Dataset rows:
------------------------------------------------------------------------

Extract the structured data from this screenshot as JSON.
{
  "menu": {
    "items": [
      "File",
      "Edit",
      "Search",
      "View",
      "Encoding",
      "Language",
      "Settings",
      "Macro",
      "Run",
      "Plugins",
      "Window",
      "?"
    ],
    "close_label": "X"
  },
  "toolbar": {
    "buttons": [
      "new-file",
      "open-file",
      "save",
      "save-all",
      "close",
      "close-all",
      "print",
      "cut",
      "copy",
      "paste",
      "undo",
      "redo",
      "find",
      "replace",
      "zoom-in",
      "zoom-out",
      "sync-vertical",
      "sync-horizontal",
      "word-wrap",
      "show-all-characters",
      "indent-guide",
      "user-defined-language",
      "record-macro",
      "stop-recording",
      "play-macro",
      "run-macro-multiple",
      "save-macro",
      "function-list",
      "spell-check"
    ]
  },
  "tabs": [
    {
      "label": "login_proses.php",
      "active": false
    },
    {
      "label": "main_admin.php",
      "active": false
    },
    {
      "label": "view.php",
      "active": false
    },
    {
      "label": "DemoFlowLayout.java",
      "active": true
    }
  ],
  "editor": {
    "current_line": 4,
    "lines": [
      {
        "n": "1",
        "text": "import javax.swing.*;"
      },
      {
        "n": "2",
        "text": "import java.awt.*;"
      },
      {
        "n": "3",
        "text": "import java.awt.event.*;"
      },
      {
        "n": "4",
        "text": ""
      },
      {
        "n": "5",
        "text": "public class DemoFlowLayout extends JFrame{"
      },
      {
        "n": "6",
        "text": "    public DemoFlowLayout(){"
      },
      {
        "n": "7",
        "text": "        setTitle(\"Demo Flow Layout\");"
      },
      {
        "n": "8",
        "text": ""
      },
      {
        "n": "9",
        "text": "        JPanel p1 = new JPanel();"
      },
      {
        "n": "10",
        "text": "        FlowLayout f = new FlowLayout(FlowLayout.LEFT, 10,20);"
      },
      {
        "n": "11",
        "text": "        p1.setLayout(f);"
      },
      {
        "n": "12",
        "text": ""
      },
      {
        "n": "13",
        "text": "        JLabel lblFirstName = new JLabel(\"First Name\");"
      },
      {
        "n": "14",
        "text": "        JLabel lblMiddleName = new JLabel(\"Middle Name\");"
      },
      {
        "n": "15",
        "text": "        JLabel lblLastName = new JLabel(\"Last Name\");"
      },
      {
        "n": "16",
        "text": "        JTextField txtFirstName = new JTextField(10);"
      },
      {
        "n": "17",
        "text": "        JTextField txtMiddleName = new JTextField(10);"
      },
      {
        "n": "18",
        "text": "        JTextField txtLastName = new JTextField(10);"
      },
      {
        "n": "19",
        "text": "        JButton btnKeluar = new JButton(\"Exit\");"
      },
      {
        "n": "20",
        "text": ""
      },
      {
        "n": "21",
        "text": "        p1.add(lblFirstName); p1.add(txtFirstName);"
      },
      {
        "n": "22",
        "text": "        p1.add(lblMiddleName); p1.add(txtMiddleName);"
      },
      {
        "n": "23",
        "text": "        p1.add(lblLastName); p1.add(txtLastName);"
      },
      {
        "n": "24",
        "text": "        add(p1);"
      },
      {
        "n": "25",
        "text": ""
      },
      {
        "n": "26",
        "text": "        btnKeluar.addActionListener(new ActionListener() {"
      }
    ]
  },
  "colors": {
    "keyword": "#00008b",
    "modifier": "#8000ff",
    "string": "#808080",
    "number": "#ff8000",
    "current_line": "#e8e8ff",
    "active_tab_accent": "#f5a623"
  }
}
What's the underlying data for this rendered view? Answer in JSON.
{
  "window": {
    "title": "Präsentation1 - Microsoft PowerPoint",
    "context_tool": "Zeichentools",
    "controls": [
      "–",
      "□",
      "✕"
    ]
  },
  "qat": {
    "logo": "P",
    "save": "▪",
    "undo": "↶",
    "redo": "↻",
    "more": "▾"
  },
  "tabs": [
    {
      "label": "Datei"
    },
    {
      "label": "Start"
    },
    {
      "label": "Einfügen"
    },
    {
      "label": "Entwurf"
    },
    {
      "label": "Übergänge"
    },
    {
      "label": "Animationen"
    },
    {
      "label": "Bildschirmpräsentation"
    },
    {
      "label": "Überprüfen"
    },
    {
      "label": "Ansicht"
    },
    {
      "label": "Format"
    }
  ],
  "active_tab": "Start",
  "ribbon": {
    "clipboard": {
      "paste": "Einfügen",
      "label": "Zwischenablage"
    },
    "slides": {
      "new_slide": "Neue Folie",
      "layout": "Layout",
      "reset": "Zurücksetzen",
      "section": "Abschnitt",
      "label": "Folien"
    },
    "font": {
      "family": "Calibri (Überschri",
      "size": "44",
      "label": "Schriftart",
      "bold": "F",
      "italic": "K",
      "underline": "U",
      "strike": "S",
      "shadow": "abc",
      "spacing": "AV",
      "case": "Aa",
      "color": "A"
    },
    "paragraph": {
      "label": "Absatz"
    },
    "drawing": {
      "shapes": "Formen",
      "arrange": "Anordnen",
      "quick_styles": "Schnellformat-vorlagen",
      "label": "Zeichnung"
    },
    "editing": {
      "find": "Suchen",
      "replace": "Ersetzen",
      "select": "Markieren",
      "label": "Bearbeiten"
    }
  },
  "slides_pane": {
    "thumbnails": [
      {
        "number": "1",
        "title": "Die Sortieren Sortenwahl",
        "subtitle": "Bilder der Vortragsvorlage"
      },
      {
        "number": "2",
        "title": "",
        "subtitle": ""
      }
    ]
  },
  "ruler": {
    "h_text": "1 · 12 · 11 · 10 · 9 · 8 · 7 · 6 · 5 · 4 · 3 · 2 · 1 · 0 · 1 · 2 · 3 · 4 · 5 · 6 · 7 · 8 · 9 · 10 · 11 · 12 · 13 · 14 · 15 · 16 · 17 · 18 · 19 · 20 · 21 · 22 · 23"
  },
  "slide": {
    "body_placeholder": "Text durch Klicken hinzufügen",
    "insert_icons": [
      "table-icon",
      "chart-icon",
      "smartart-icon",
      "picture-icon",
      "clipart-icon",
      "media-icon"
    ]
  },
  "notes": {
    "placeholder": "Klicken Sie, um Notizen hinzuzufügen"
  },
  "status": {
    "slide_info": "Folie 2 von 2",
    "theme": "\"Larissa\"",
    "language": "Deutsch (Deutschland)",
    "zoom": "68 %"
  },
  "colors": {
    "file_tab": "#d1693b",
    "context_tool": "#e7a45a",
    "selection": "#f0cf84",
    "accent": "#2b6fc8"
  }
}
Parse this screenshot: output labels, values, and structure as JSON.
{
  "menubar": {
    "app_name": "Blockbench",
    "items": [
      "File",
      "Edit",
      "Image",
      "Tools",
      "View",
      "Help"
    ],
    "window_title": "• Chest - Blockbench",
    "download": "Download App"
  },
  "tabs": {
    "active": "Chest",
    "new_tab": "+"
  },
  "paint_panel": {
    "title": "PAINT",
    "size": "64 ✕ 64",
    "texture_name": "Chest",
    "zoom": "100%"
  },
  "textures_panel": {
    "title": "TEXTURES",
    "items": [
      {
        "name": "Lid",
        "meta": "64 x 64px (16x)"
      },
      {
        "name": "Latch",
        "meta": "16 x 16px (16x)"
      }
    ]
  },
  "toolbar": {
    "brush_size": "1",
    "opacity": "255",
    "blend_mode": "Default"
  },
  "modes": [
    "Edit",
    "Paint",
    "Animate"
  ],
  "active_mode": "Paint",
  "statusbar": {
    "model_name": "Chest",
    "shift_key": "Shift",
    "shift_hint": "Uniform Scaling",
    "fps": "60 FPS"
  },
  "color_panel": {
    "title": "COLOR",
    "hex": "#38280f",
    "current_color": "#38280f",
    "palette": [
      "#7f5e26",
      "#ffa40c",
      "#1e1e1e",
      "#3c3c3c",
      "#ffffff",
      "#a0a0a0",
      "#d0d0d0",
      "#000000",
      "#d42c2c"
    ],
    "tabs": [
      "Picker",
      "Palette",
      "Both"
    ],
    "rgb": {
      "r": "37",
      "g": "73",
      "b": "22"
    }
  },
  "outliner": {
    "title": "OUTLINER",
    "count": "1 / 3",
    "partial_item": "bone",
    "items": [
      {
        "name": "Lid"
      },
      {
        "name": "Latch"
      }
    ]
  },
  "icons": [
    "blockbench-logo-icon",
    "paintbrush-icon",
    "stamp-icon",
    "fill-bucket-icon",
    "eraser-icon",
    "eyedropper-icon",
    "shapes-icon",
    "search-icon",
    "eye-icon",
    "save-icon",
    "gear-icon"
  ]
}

------------------------------------------------------------------------

#### TO BE DONE
Using the material above, count the lines containing the word "import". Reply with the number alone.

#### RESULT FOR THIS TASK
3